Your objective: Repeat the entries below exactly as they appear, with no pictures.

Records provided:
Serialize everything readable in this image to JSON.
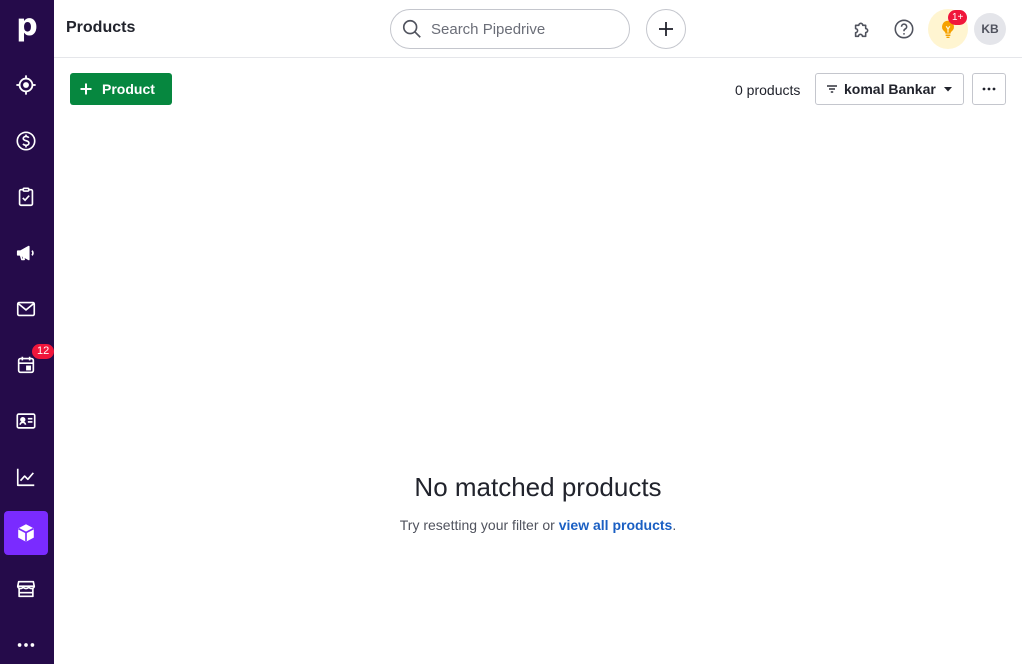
{
  "app": {
    "logo_letter": "p",
    "title": "Products"
  },
  "sidebar": {
    "items": [
      {
        "name": "leads",
        "icon": "target-icon"
      },
      {
        "name": "deals",
        "icon": "dollar-circle-icon"
      },
      {
        "name": "projects",
        "icon": "clipboard-check-icon"
      },
      {
        "name": "campaigns",
        "icon": "megaphone-icon"
      },
      {
        "name": "mail",
        "icon": "envelope-icon"
      },
      {
        "name": "activities",
        "icon": "calendar-icon",
        "badge": "12"
      },
      {
        "name": "contacts",
        "icon": "contact-card-icon"
      },
      {
        "name": "insights",
        "icon": "trend-chart-icon"
      },
      {
        "name": "products",
        "icon": "box-icon",
        "active": true
      },
      {
        "name": "marketplace",
        "icon": "store-icon"
      },
      {
        "name": "more",
        "icon": "more-dots-icon"
      }
    ]
  },
  "topbar": {
    "search_placeholder": "Search Pipedrive",
    "notification_badge": "1+",
    "avatar_initials": "KB"
  },
  "toolbar": {
    "add_button_label": "Product",
    "product_count": "0 products",
    "filter_label": "komal Bankar"
  },
  "empty_state": {
    "title": "No matched products",
    "text_before": "Try resetting your filter or ",
    "link_text": "view all products",
    "text_after": "."
  },
  "colors": {
    "sidebar_bg": "#250b4a",
    "sidebar_active": "#7a2bff",
    "primary_button": "#06873f",
    "link": "#1a5fc3",
    "badge": "#f0163b"
  }
}
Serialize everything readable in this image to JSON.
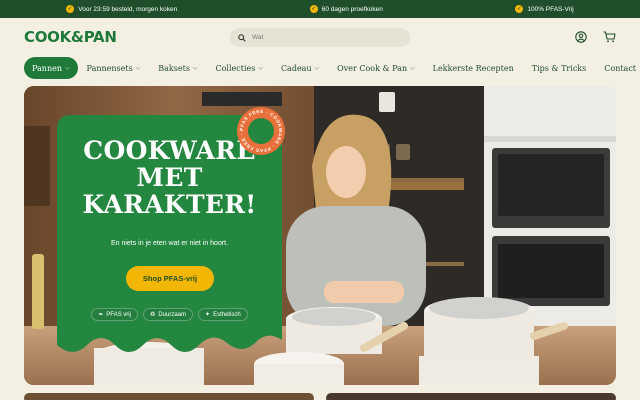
{
  "topbar": {
    "usps": [
      {
        "text": "Voor 23:59 besteld, morgen koken"
      },
      {
        "text": "60 dagen proefkoken"
      },
      {
        "text": "100% PFAS-Vrij"
      }
    ]
  },
  "header": {
    "logo": "COOK&PAN",
    "search_placeholder": "Wat",
    "icons": [
      "account-icon",
      "cart-icon"
    ]
  },
  "nav": {
    "items": [
      {
        "label": "Pannen",
        "dropdown": true,
        "active": true
      },
      {
        "label": "Pannensets",
        "dropdown": true
      },
      {
        "label": "Baksets",
        "dropdown": true
      },
      {
        "label": "Collecties",
        "dropdown": true
      },
      {
        "label": "Cadeau",
        "dropdown": true
      },
      {
        "label": "Over Cook & Pan",
        "dropdown": true
      },
      {
        "label": "Lekkerste Recepten",
        "dropdown": false
      },
      {
        "label": "Tips & Tricks",
        "dropdown": false
      },
      {
        "label": "Contact",
        "dropdown": false
      }
    ]
  },
  "hero": {
    "title": "COOKWARE\nMET\nKARAKTER!",
    "subtitle": "En niets in je eten wat er niet in hoort.",
    "cta_label": "Shop PFAS-vrij",
    "chips": [
      {
        "label": "PFAS vrij",
        "icon": "leaf-icon"
      },
      {
        "label": "Duurzaam",
        "icon": "recycle-icon"
      },
      {
        "label": "Esthetisch",
        "icon": "sparkle-icon"
      }
    ],
    "badge_text": "PFAS FREE · COOKWARE · PFAS FREE ·"
  },
  "colors": {
    "brand_green": "#1f7a3a",
    "dark_green": "#1f4f2a",
    "accent_yellow": "#f2b705",
    "badge_orange": "#e8703a",
    "background": "#f3efe3"
  }
}
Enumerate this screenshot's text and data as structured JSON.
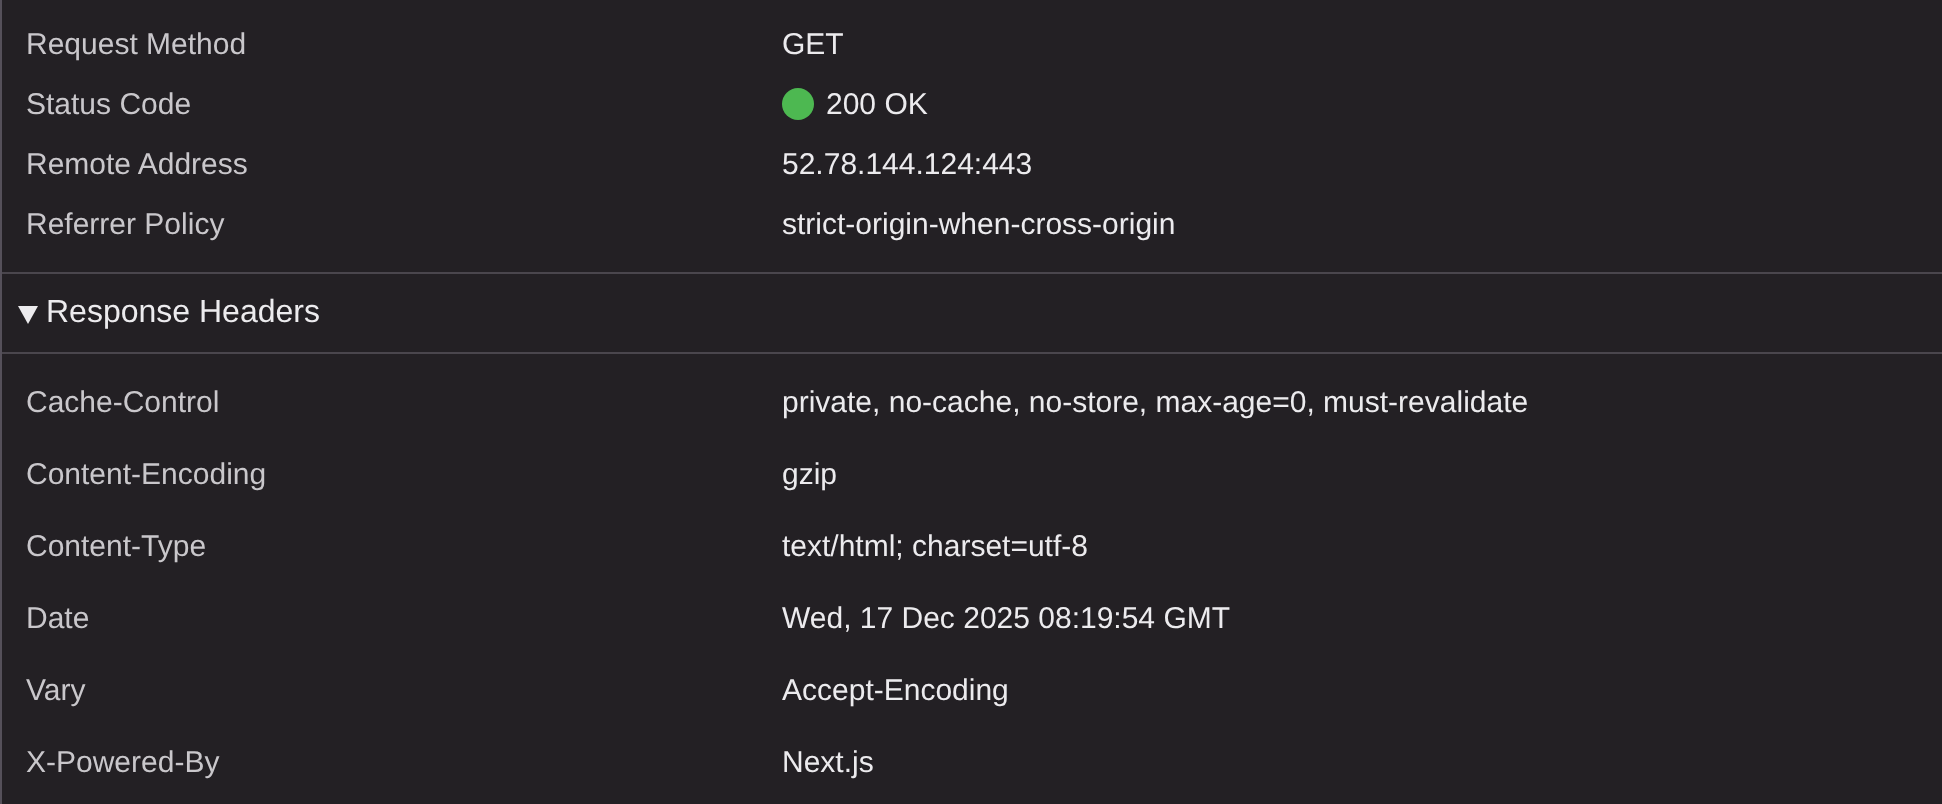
{
  "general_rows": [
    {
      "name": "Request Method",
      "value": "GET"
    },
    {
      "name": "Status Code",
      "value": "200 OK",
      "color": "#4db851"
    },
    {
      "name": "Remote Address",
      "value": "52.78.144.124:443"
    },
    {
      "name": "Referrer Policy",
      "value": "strict-origin-when-cross-origin"
    }
  ],
  "response_headers": {
    "title": "Response Headers",
    "expanded": true,
    "rows": [
      {
        "name": "Cache-Control",
        "value": "private, no-cache, no-store, max-age=0, must-revalidate"
      },
      {
        "name": "Content-Encoding",
        "value": "gzip"
      },
      {
        "name": "Content-Type",
        "value": "text/html; charset=utf-8"
      },
      {
        "name": "Date",
        "value": "Wed, 17 Dec 2025 08:19:54 GMT"
      },
      {
        "name": "Vary",
        "value": "Accept-Encoding"
      },
      {
        "name": "X-Powered-By",
        "value": "Next.js"
      }
    ]
  }
}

Solution for this exercise:
Serialize everything readable in this image to JSON.
{
  "app": {
    "logo_letter": "p",
    "title": "Products"
  },
  "sidebar": {
    "items": [
      {
        "name": "leads",
        "icon": "target-icon"
      },
      {
        "name": "deals",
        "icon": "dollar-circle-icon"
      },
      {
        "name": "projects",
        "icon": "clipboard-check-icon"
      },
      {
        "name": "campaigns",
        "icon": "megaphone-icon"
      },
      {
        "name": "mail",
        "icon": "envelope-icon"
      },
      {
        "name": "activities",
        "icon": "calendar-icon",
        "badge": "12"
      },
      {
        "name": "contacts",
        "icon": "contact-card-icon"
      },
      {
        "name": "insights",
        "icon": "trend-chart-icon"
      },
      {
        "name": "products",
        "icon": "box-icon",
        "active": true
      },
      {
        "name": "marketplace",
        "icon": "store-icon"
      },
      {
        "name": "more",
        "icon": "more-dots-icon"
      }
    ]
  },
  "topbar": {
    "search_placeholder": "Search Pipedrive",
    "notification_badge": "1+",
    "avatar_initials": "KB"
  },
  "toolbar": {
    "add_button_label": "Product",
    "product_count": "0 products",
    "filter_label": "komal Bankar"
  },
  "empty_state": {
    "title": "No matched products",
    "text_before": "Try resetting your filter or ",
    "link_text": "view all products",
    "text_after": "."
  },
  "colors": {
    "sidebar_bg": "#250b4a",
    "sidebar_active": "#7a2bff",
    "primary_button": "#06873f",
    "link": "#1a5fc3",
    "badge": "#f0163b"
  }
}
Serialize everything readable in this image to JSON.
{
  "topbar": {
    "usps": [
      {
        "text": "Voor 23:59 besteld, morgen koken"
      },
      {
        "text": "60 dagen proefkoken"
      },
      {
        "text": "100% PFAS-Vrij"
      }
    ]
  },
  "header": {
    "logo": "COOK&PAN",
    "search_placeholder": "Wat",
    "icons": [
      "account-icon",
      "cart-icon"
    ]
  },
  "nav": {
    "items": [
      {
        "label": "Pannen",
        "dropdown": true,
        "active": true
      },
      {
        "label": "Pannensets",
        "dropdown": true
      },
      {
        "label": "Baksets",
        "dropdown": true
      },
      {
        "label": "Collecties",
        "dropdown": true
      },
      {
        "label": "Cadeau",
        "dropdown": true
      },
      {
        "label": "Over Cook & Pan",
        "dropdown": true
      },
      {
        "label": "Lekkerste Recepten",
        "dropdown": false
      },
      {
        "label": "Tips & Tricks",
        "dropdown": false
      },
      {
        "label": "Contact",
        "dropdown": false
      }
    ]
  },
  "hero": {
    "title": "COOKWARE\nMET\nKARAKTER!",
    "subtitle": "En niets in je eten wat er niet in hoort.",
    "cta_label": "Shop PFAS-vrij",
    "chips": [
      {
        "label": "PFAS vrij",
        "icon": "leaf-icon"
      },
      {
        "label": "Duurzaam",
        "icon": "recycle-icon"
      },
      {
        "label": "Esthetisch",
        "icon": "sparkle-icon"
      }
    ],
    "badge_text": "PFAS FREE · COOKWARE · PFAS FREE ·"
  },
  "colors": {
    "brand_green": "#1f7a3a",
    "dark_green": "#1f4f2a",
    "accent_yellow": "#f2b705",
    "badge_orange": "#e8703a",
    "background": "#f3efe3"
  }
}
Enumerate this screenshot's text and data as structured JSON.
{
  "general_rows": [
    {
      "name": "Request Method",
      "value": "GET"
    },
    {
      "name": "Status Code",
      "value": "200 OK",
      "color": "#4db851"
    },
    {
      "name": "Remote Address",
      "value": "52.78.144.124:443"
    },
    {
      "name": "Referrer Policy",
      "value": "strict-origin-when-cross-origin"
    }
  ],
  "response_headers": {
    "title": "Response Headers",
    "expanded": true,
    "rows": [
      {
        "name": "Cache-Control",
        "value": "private, no-cache, no-store, max-age=0, must-revalidate"
      },
      {
        "name": "Content-Encoding",
        "value": "gzip"
      },
      {
        "name": "Content-Type",
        "value": "text/html; charset=utf-8"
      },
      {
        "name": "Date",
        "value": "Wed, 17 Dec 2025 08:19:54 GMT"
      },
      {
        "name": "Vary",
        "value": "Accept-Encoding"
      },
      {
        "name": "X-Powered-By",
        "value": "Next.js"
      }
    ]
  }
}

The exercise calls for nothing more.